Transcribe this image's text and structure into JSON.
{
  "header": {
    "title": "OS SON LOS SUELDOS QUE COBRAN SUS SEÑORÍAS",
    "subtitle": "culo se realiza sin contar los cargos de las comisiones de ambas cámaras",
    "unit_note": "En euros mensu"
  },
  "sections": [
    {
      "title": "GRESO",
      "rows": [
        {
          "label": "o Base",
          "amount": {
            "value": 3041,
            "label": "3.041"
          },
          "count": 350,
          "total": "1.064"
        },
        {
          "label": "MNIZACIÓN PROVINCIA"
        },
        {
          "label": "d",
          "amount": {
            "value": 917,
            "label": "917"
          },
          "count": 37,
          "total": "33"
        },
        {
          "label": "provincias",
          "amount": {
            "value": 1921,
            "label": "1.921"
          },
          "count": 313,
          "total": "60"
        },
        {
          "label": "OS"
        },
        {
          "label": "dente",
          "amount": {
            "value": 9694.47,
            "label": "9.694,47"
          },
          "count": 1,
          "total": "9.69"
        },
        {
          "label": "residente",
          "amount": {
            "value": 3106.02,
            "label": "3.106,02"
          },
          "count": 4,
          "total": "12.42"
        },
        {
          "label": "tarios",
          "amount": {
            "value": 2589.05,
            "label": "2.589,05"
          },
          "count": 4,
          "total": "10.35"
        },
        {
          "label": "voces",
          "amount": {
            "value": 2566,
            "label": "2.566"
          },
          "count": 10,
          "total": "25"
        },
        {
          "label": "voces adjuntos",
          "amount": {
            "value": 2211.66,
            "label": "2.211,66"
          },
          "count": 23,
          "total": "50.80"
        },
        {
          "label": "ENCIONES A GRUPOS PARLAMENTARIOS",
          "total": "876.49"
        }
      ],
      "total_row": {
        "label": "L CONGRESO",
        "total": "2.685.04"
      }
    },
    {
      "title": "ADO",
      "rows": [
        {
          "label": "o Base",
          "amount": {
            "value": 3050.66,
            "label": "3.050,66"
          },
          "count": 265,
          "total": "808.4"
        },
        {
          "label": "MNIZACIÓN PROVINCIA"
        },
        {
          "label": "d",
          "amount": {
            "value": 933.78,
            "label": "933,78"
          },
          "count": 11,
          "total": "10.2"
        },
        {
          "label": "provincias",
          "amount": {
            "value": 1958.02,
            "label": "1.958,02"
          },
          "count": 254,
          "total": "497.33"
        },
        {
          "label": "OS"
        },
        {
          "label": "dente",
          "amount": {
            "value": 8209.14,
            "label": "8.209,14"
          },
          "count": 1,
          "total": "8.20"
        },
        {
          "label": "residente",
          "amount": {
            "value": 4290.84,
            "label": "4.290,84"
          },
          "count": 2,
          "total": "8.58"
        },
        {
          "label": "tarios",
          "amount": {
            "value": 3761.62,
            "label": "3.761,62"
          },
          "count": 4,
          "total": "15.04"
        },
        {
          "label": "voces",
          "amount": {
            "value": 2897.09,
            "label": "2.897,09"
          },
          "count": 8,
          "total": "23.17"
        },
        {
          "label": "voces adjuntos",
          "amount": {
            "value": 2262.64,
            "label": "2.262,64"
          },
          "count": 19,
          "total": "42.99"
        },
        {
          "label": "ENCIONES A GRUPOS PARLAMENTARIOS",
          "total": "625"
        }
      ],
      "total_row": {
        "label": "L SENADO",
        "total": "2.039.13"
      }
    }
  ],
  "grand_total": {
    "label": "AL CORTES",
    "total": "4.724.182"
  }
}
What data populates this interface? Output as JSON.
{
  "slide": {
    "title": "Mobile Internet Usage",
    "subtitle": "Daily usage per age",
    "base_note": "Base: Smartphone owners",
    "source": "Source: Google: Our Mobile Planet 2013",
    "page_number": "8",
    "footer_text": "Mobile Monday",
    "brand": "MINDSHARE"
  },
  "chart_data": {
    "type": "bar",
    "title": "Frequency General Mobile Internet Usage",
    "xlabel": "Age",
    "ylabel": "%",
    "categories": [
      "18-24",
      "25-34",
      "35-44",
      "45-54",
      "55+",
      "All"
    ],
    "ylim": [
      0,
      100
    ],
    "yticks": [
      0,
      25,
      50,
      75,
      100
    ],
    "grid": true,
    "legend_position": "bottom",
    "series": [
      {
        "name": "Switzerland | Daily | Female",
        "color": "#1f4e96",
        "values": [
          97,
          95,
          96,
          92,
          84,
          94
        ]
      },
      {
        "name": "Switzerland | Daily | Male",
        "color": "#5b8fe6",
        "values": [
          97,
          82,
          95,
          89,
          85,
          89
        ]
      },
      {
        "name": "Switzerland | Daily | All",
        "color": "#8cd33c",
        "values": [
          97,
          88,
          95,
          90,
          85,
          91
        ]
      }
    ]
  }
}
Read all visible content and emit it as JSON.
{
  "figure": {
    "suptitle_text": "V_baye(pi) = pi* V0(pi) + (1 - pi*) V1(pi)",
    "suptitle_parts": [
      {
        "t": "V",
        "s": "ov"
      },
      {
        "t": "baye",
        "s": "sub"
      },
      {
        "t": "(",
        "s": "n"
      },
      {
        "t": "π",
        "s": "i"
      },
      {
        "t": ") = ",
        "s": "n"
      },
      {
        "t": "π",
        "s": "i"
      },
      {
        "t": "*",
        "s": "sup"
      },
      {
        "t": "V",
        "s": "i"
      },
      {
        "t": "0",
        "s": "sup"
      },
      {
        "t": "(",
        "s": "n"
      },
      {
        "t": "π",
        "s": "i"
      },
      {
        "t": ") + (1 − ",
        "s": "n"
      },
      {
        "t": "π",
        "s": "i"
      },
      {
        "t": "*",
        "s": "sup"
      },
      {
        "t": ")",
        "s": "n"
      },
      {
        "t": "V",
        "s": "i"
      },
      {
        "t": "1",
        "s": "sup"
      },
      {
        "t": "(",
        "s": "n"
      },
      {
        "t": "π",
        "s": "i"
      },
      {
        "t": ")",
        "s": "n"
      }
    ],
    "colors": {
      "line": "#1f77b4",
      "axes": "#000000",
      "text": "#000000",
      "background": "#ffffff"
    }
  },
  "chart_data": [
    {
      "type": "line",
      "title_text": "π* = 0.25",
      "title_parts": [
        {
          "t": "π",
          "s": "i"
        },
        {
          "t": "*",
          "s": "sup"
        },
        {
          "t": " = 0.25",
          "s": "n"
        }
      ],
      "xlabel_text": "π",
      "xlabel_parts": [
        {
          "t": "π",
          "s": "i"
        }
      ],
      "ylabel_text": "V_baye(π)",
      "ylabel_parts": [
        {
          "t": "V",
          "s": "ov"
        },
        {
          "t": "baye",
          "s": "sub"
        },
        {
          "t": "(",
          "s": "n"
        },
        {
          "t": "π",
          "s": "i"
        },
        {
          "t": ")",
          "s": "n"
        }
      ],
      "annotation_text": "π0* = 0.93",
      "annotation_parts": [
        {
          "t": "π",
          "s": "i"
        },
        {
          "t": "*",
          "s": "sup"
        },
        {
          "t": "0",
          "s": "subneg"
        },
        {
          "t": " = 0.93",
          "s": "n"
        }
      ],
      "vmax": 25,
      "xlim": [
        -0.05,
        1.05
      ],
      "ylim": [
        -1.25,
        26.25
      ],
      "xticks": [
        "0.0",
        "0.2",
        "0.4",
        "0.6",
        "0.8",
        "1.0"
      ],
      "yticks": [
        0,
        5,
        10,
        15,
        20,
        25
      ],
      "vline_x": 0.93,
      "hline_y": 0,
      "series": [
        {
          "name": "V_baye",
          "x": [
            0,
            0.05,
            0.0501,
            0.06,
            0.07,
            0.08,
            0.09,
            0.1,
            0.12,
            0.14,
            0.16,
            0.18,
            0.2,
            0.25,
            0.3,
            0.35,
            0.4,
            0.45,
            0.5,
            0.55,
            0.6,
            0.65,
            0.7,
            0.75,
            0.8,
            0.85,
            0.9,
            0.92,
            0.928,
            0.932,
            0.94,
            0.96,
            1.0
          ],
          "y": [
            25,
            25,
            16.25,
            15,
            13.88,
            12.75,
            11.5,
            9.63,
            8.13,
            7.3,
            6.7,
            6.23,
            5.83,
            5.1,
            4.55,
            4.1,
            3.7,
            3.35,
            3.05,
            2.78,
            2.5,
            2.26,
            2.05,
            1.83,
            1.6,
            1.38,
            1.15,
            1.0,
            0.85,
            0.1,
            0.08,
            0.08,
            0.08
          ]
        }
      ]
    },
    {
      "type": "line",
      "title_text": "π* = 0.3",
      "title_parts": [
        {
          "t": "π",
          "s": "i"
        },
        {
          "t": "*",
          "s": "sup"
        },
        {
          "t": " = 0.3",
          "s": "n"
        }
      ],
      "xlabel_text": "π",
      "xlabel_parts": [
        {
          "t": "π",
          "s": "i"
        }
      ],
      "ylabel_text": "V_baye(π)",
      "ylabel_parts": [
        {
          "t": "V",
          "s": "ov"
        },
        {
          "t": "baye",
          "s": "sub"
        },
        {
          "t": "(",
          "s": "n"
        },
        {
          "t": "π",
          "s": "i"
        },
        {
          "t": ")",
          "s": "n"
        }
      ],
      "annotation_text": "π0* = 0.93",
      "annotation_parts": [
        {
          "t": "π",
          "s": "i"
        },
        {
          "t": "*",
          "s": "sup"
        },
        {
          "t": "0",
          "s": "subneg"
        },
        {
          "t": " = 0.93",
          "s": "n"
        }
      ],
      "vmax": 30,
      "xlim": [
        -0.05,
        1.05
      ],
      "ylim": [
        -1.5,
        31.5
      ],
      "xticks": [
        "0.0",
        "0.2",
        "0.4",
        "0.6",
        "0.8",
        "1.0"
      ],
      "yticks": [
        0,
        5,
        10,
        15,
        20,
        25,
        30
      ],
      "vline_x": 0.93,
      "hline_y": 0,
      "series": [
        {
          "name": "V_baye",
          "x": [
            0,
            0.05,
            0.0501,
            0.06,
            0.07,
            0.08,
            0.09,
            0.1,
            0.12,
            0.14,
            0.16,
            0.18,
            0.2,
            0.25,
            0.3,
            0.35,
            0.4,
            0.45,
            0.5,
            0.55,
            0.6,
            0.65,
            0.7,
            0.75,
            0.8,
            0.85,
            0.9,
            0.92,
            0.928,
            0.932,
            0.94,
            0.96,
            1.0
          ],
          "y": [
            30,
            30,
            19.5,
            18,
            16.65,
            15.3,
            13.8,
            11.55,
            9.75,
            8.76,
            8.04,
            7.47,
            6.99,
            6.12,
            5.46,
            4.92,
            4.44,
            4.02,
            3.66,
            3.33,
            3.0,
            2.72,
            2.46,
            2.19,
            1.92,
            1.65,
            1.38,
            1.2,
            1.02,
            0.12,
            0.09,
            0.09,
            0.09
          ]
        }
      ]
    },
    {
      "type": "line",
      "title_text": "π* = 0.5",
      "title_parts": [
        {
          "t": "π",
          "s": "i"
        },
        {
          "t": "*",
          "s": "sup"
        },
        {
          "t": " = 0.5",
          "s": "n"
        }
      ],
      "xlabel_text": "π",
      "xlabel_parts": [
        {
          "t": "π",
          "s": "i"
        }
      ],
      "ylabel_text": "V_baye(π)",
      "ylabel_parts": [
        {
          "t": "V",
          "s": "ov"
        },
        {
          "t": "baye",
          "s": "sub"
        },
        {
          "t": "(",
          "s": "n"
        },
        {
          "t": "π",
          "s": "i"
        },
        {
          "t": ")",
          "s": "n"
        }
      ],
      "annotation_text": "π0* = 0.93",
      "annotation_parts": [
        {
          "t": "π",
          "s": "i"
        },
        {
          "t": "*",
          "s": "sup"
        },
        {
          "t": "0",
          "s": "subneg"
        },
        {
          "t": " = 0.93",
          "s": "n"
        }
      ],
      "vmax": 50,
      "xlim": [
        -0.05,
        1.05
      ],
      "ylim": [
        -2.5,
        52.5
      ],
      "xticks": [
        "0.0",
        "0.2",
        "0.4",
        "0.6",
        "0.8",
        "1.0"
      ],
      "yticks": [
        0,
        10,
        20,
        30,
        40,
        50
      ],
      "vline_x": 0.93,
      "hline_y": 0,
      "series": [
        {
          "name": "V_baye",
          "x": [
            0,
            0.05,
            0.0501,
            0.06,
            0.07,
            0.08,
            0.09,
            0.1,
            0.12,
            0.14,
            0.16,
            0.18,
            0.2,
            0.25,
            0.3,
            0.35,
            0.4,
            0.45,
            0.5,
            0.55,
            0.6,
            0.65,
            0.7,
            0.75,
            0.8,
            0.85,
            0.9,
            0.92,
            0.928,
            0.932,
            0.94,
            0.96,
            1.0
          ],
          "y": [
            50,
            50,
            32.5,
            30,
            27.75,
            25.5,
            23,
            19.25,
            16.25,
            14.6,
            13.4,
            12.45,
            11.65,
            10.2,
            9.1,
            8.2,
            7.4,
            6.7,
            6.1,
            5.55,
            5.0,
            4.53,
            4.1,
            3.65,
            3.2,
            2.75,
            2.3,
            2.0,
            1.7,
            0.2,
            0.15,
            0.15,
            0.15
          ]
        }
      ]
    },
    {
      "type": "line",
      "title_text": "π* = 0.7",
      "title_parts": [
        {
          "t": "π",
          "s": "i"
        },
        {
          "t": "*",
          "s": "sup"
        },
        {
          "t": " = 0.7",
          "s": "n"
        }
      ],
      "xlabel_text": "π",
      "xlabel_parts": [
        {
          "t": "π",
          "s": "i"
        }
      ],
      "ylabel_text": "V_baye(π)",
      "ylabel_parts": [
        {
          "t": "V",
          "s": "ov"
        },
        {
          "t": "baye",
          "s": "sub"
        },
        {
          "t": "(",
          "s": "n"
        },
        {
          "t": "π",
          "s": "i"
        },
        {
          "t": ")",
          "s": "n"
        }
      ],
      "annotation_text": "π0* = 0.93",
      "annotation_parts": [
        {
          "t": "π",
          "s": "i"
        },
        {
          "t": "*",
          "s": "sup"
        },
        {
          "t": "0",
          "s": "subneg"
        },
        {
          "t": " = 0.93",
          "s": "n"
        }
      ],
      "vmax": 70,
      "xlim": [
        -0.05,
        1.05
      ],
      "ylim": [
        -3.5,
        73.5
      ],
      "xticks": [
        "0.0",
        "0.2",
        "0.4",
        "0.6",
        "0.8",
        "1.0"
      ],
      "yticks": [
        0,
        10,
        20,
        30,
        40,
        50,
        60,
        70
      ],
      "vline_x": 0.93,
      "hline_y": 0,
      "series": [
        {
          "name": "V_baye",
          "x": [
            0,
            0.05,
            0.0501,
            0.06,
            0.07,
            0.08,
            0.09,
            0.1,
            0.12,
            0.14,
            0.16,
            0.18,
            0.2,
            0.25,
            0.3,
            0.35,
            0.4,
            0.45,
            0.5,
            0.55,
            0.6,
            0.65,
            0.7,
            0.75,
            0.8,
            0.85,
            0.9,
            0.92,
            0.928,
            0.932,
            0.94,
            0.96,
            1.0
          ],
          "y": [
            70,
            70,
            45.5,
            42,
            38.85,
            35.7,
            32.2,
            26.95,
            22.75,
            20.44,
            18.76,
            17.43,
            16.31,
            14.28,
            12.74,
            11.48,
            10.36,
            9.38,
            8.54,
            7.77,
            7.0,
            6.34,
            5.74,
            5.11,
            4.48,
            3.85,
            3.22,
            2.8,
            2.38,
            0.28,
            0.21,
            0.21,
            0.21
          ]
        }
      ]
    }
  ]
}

#### AIM OF THE TASK
Pull every line containing "subtitle" from the data.

#### SOLUTION TO THE EXERCISE
    "subtitle": "culo se realiza sin contar los cargos de las comisiones de ambas cámaras",
    "subtitle": "Daily usage per age",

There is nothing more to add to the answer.